◆ Exercise instructions: Repeat each entry exactly and drop the pictures.
── Excerpted records ──
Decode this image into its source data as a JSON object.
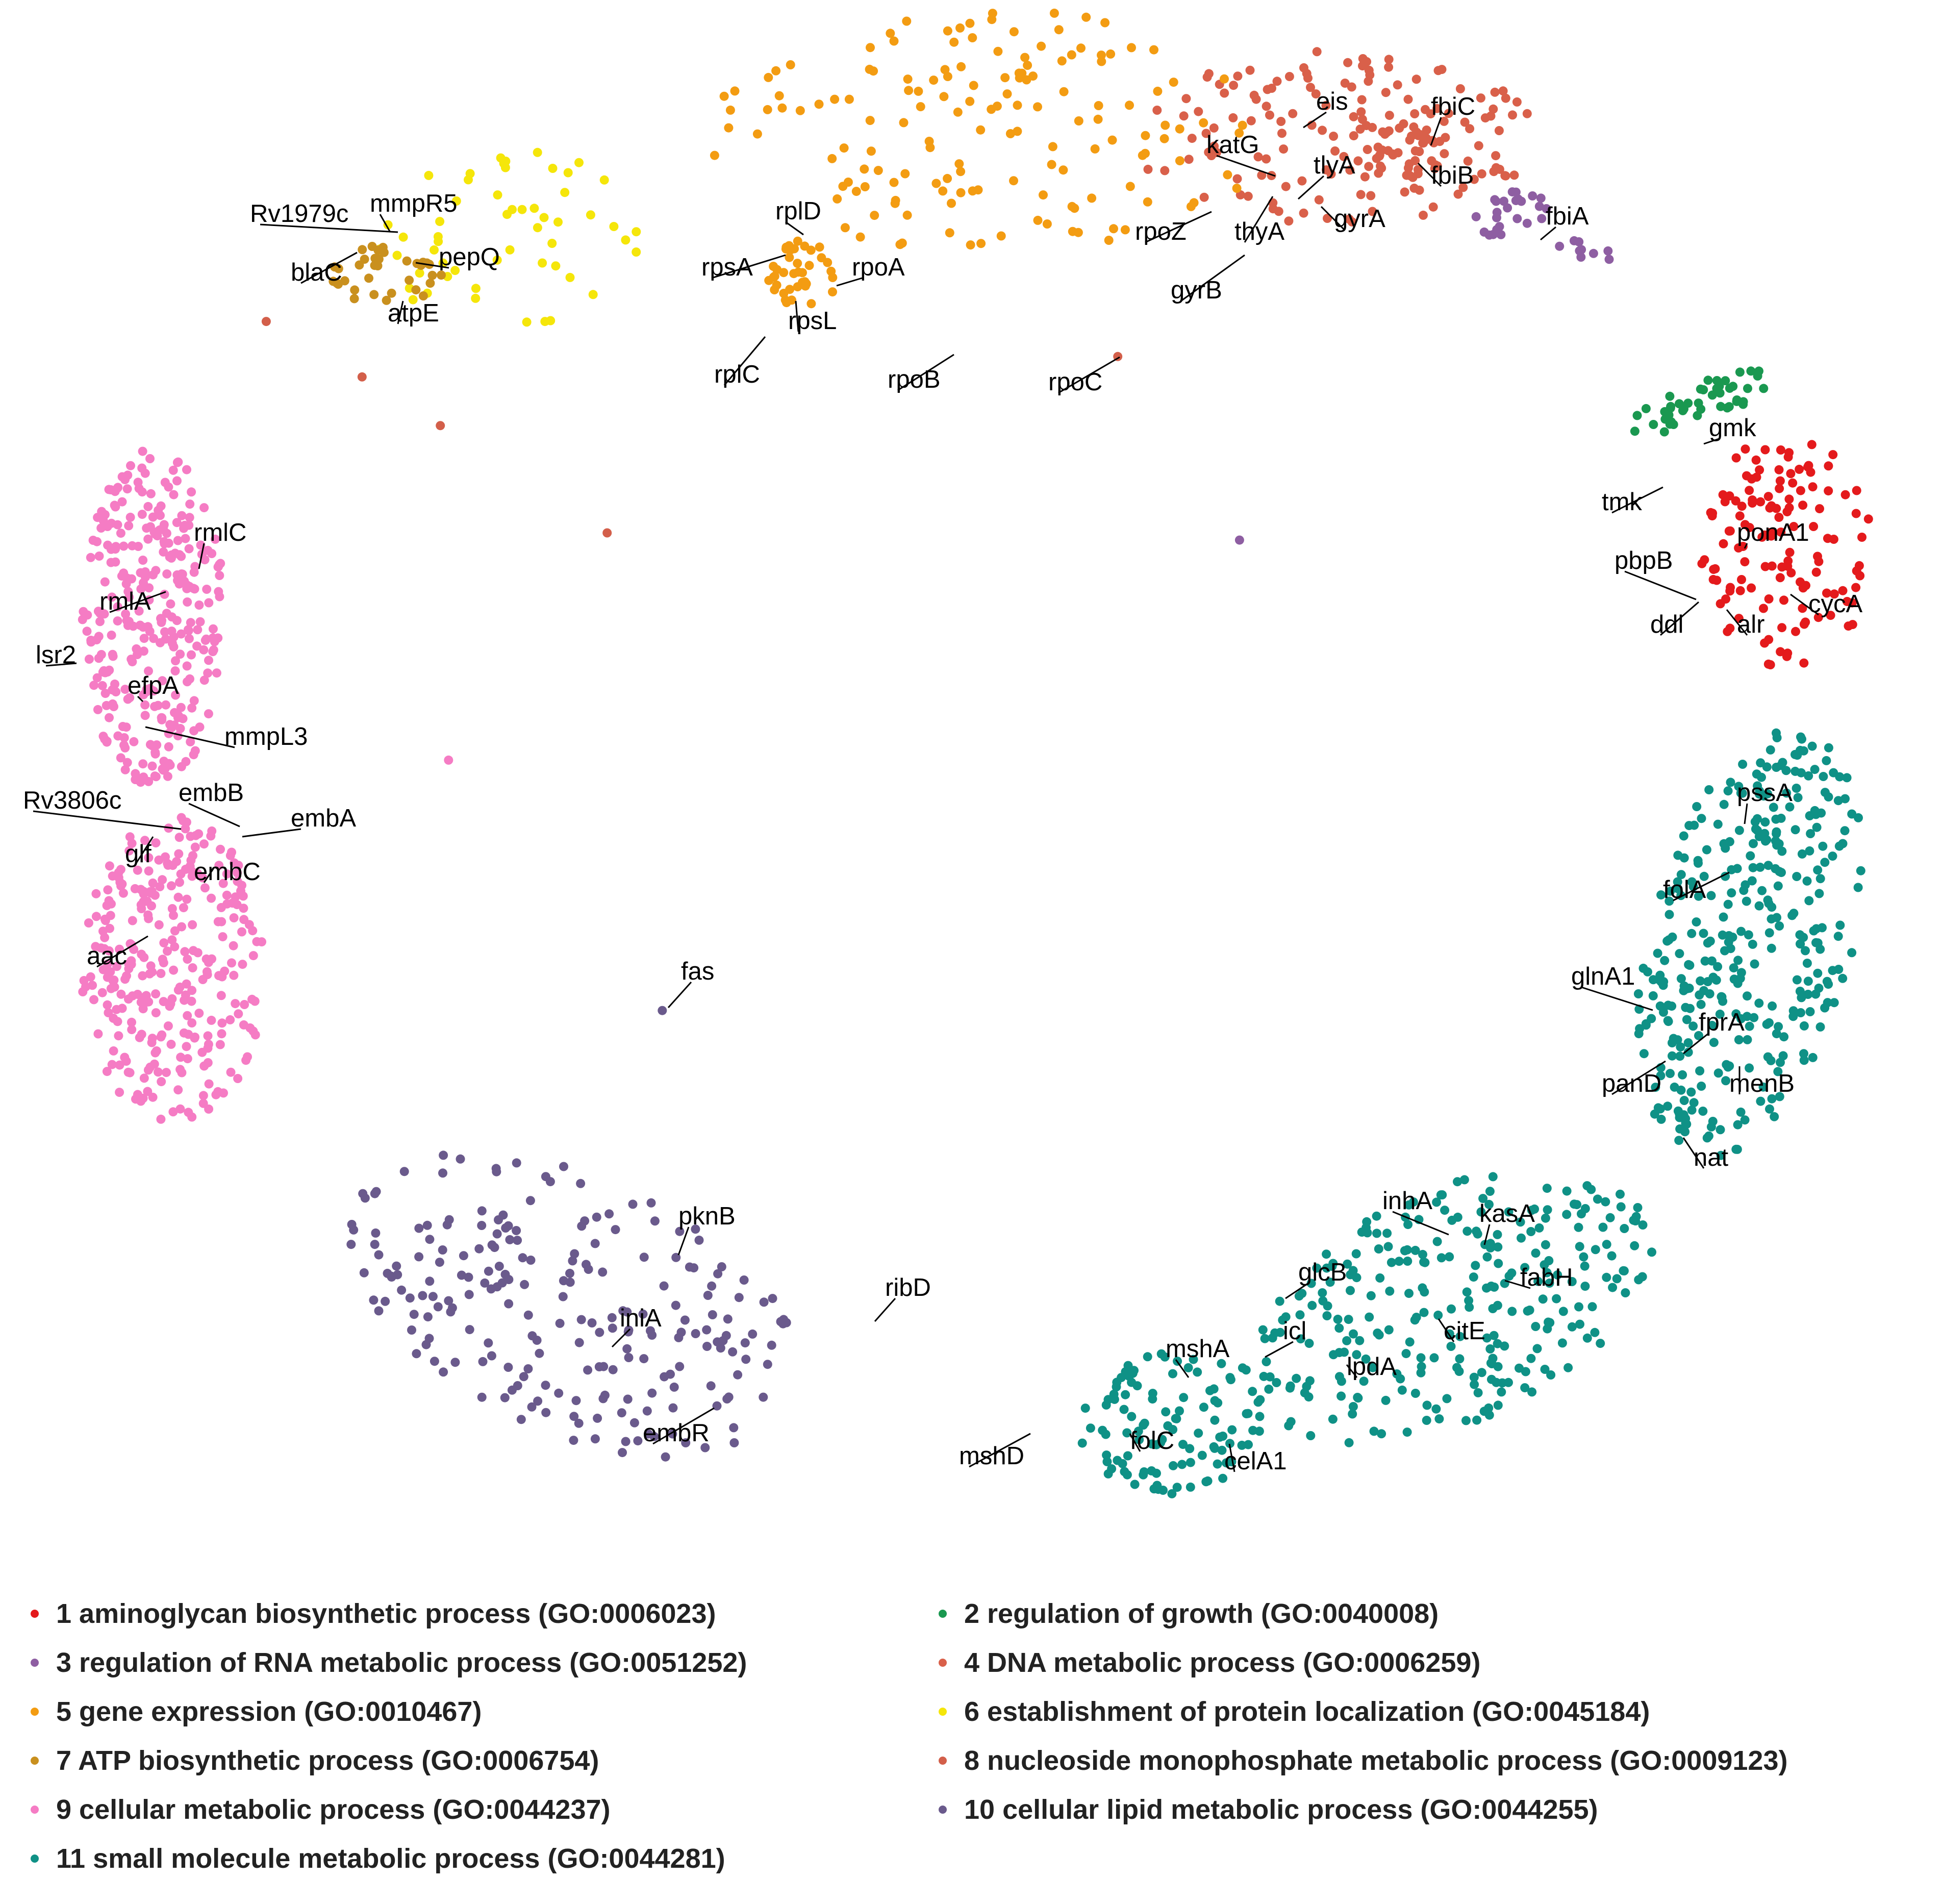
{
  "chart_data": {
    "type": "scatter",
    "title": "",
    "xlabel": "",
    "ylabel": "",
    "grid": false,
    "axes_visible": false,
    "legend_position": "bottom",
    "clusters": [
      {
        "id": 1,
        "name": "1 aminoglycan biosynthetic process (GO:0006023)",
        "color": "#e41a1c"
      },
      {
        "id": 2,
        "name": "2 regulation of growth (GO:0040008)",
        "color": "#1a9850"
      },
      {
        "id": 3,
        "name": "3 regulation of RNA metabolic process (GO:0051252)",
        "color": "#8e5ea2"
      },
      {
        "id": 4,
        "name": "4 DNA metabolic process (GO:0006259)",
        "color": "#d9604a"
      },
      {
        "id": 5,
        "name": "5 gene expression (GO:0010467)",
        "color": "#f39c12"
      },
      {
        "id": 6,
        "name": "6 establishment of protein localization (GO:0045184)",
        "color": "#f5e60a"
      },
      {
        "id": 7,
        "name": "7 ATP biosynthetic process (GO:0006754)",
        "color": "#c9901e"
      },
      {
        "id": 8,
        "name": "8 nucleoside monophosphate metabolic process (GO:0009123)",
        "color": "#d35f4a"
      },
      {
        "id": 9,
        "name": "9 cellular metabolic process (GO:0044237)",
        "color": "#f57cc4"
      },
      {
        "id": 10,
        "name": "10 cellular lipid metabolic process (GO:0044255)",
        "color": "#6a5a8c"
      },
      {
        "id": 11,
        "name": "11 small molecule metabolic process (GO:0044281)",
        "color": "#0f9186"
      }
    ],
    "labeled_genes": [
      {
        "gene": "gmk",
        "cluster": 1
      },
      {
        "gene": "tmk",
        "cluster": 1
      },
      {
        "gene": "ponA1",
        "cluster": 1
      },
      {
        "gene": "pbpB",
        "cluster": 1
      },
      {
        "gene": "cycA",
        "cluster": 1
      },
      {
        "gene": "ddl",
        "cluster": 1
      },
      {
        "gene": "alr",
        "cluster": 1
      },
      {
        "gene": "fbiA",
        "cluster": 3
      },
      {
        "gene": "eis",
        "cluster": 4
      },
      {
        "gene": "fbiC",
        "cluster": 4
      },
      {
        "gene": "katG",
        "cluster": 4
      },
      {
        "gene": "tlyA",
        "cluster": 4
      },
      {
        "gene": "fbiB",
        "cluster": 4
      },
      {
        "gene": "rpoZ",
        "cluster": 4
      },
      {
        "gene": "thyA",
        "cluster": 4
      },
      {
        "gene": "gyrA",
        "cluster": 4
      },
      {
        "gene": "gyrB",
        "cluster": 4
      },
      {
        "gene": "rplD",
        "cluster": 5
      },
      {
        "gene": "rpsA",
        "cluster": 5
      },
      {
        "gene": "rpoA",
        "cluster": 5
      },
      {
        "gene": "rpsL",
        "cluster": 5
      },
      {
        "gene": "rplC",
        "cluster": 5
      },
      {
        "gene": "rpoB",
        "cluster": 5
      },
      {
        "gene": "rpoC",
        "cluster": 5
      },
      {
        "gene": "Rv1979c",
        "cluster": 7
      },
      {
        "gene": "mmpR5",
        "cluster": 7
      },
      {
        "gene": "blaC",
        "cluster": 7
      },
      {
        "gene": "pepQ",
        "cluster": 7
      },
      {
        "gene": "atpE",
        "cluster": 7
      },
      {
        "gene": "rmlC",
        "cluster": 9
      },
      {
        "gene": "rmlA",
        "cluster": 9
      },
      {
        "gene": "lsr2",
        "cluster": 9
      },
      {
        "gene": "efpA",
        "cluster": 9
      },
      {
        "gene": "mmpL3",
        "cluster": 9
      },
      {
        "gene": "Rv3806c",
        "cluster": 9
      },
      {
        "gene": "embB",
        "cluster": 9
      },
      {
        "gene": "embA",
        "cluster": 9
      },
      {
        "gene": "glf",
        "cluster": 9
      },
      {
        "gene": "embC",
        "cluster": 9
      },
      {
        "gene": "aac",
        "cluster": 9
      },
      {
        "gene": "fas",
        "cluster": 10
      },
      {
        "gene": "pknB",
        "cluster": 10
      },
      {
        "gene": "ribD",
        "cluster": 10
      },
      {
        "gene": "iniA",
        "cluster": 10
      },
      {
        "gene": "embR",
        "cluster": 10
      },
      {
        "gene": "pssA",
        "cluster": 11
      },
      {
        "gene": "folA",
        "cluster": 11
      },
      {
        "gene": "glnA1",
        "cluster": 11
      },
      {
        "gene": "fprA",
        "cluster": 11
      },
      {
        "gene": "panD",
        "cluster": 11
      },
      {
        "gene": "menB",
        "cluster": 11
      },
      {
        "gene": "nat",
        "cluster": 11
      },
      {
        "gene": "inhA",
        "cluster": 11
      },
      {
        "gene": "kasA",
        "cluster": 11
      },
      {
        "gene": "glcB",
        "cluster": 11
      },
      {
        "gene": "fabH",
        "cluster": 11
      },
      {
        "gene": "icl",
        "cluster": 11
      },
      {
        "gene": "citE",
        "cluster": 11
      },
      {
        "gene": "mshA",
        "cluster": 11
      },
      {
        "gene": "lpdA",
        "cluster": 11
      },
      {
        "gene": "mshD",
        "cluster": 11
      },
      {
        "gene": "folC",
        "cluster": 11
      },
      {
        "gene": "celA1",
        "cluster": 11
      }
    ]
  }
}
───
◆ Task output:
Decode this image into its source data as a JSON object.
{
  "chart_data": {
    "type": "scatter",
    "title": "",
    "xlabel": "",
    "ylabel": "",
    "grid": false,
    "axes_visible": false,
    "legend_position": "bottom",
    "clusters": [
      {
        "id": 1,
        "name": "1 aminoglycan biosynthetic process (GO:0006023)",
        "color": "#e41a1c"
      },
      {
        "id": 2,
        "name": "2 regulation of growth (GO:0040008)",
        "color": "#1a9850"
      },
      {
        "id": 3,
        "name": "3 regulation of RNA metabolic process (GO:0051252)",
        "color": "#8e5ea2"
      },
      {
        "id": 4,
        "name": "4 DNA metabolic process (GO:0006259)",
        "color": "#d9604a"
      },
      {
        "id": 5,
        "name": "5 gene expression (GO:0010467)",
        "color": "#f39c12"
      },
      {
        "id": 6,
        "name": "6 establishment of protein localization (GO:0045184)",
        "color": "#f5e60a"
      },
      {
        "id": 7,
        "name": "7 ATP biosynthetic process (GO:0006754)",
        "color": "#c9901e"
      },
      {
        "id": 8,
        "name": "8 nucleoside monophosphate metabolic process (GO:0009123)",
        "color": "#d35f4a"
      },
      {
        "id": 9,
        "name": "9 cellular metabolic process (GO:0044237)",
        "color": "#f57cc4"
      },
      {
        "id": 10,
        "name": "10 cellular lipid metabolic process (GO:0044255)",
        "color": "#6a5a8c"
      },
      {
        "id": 11,
        "name": "11 small molecule metabolic process (GO:0044281)",
        "color": "#0f9186"
      }
    ],
    "labeled_genes": [
      {
        "gene": "gmk",
        "cluster": 1
      },
      {
        "gene": "tmk",
        "cluster": 1
      },
      {
        "gene": "ponA1",
        "cluster": 1
      },
      {
        "gene": "pbpB",
        "cluster": 1
      },
      {
        "gene": "cycA",
        "cluster": 1
      },
      {
        "gene": "ddl",
        "cluster": 1
      },
      {
        "gene": "alr",
        "cluster": 1
      },
      {
        "gene": "fbiA",
        "cluster": 3
      },
      {
        "gene": "eis",
        "cluster": 4
      },
      {
        "gene": "fbiC",
        "cluster": 4
      },
      {
        "gene": "katG",
        "cluster": 4
      },
      {
        "gene": "tlyA",
        "cluster": 4
      },
      {
        "gene": "fbiB",
        "cluster": 4
      },
      {
        "gene": "rpoZ",
        "cluster": 4
      },
      {
        "gene": "thyA",
        "cluster": 4
      },
      {
        "gene": "gyrA",
        "cluster": 4
      },
      {
        "gene": "gyrB",
        "cluster": 4
      },
      {
        "gene": "rplD",
        "cluster": 5
      },
      {
        "gene": "rpsA",
        "cluster": 5
      },
      {
        "gene": "rpoA",
        "cluster": 5
      },
      {
        "gene": "rpsL",
        "cluster": 5
      },
      {
        "gene": "rplC",
        "cluster": 5
      },
      {
        "gene": "rpoB",
        "cluster": 5
      },
      {
        "gene": "rpoC",
        "cluster": 5
      },
      {
        "gene": "Rv1979c",
        "cluster": 7
      },
      {
        "gene": "mmpR5",
        "cluster": 7
      },
      {
        "gene": "blaC",
        "cluster": 7
      },
      {
        "gene": "pepQ",
        "cluster": 7
      },
      {
        "gene": "atpE",
        "cluster": 7
      },
      {
        "gene": "rmlC",
        "cluster": 9
      },
      {
        "gene": "rmlA",
        "cluster": 9
      },
      {
        "gene": "lsr2",
        "cluster": 9
      },
      {
        "gene": "efpA",
        "cluster": 9
      },
      {
        "gene": "mmpL3",
        "cluster": 9
      },
      {
        "gene": "Rv3806c",
        "cluster": 9
      },
      {
        "gene": "embB",
        "cluster": 9
      },
      {
        "gene": "embA",
        "cluster": 9
      },
      {
        "gene": "glf",
        "cluster": 9
      },
      {
        "gene": "embC",
        "cluster": 9
      },
      {
        "gene": "aac",
        "cluster": 9
      },
      {
        "gene": "fas",
        "cluster": 10
      },
      {
        "gene": "pknB",
        "cluster": 10
      },
      {
        "gene": "ribD",
        "cluster": 10
      },
      {
        "gene": "iniA",
        "cluster": 10
      },
      {
        "gene": "embR",
        "cluster": 10
      },
      {
        "gene": "pssA",
        "cluster": 11
      },
      {
        "gene": "folA",
        "cluster": 11
      },
      {
        "gene": "glnA1",
        "cluster": 11
      },
      {
        "gene": "fprA",
        "cluster": 11
      },
      {
        "gene": "panD",
        "cluster": 11
      },
      {
        "gene": "menB",
        "cluster": 11
      },
      {
        "gene": "nat",
        "cluster": 11
      },
      {
        "gene": "inhA",
        "cluster": 11
      },
      {
        "gene": "kasA",
        "cluster": 11
      },
      {
        "gene": "glcB",
        "cluster": 11
      },
      {
        "gene": "fabH",
        "cluster": 11
      },
      {
        "gene": "icl",
        "cluster": 11
      },
      {
        "gene": "citE",
        "cluster": 11
      },
      {
        "gene": "mshA",
        "cluster": 11
      },
      {
        "gene": "lpdA",
        "cluster": 11
      },
      {
        "gene": "mshD",
        "cluster": 11
      },
      {
        "gene": "folC",
        "cluster": 11
      },
      {
        "gene": "celA1",
        "cluster": 11
      }
    ]
  }
}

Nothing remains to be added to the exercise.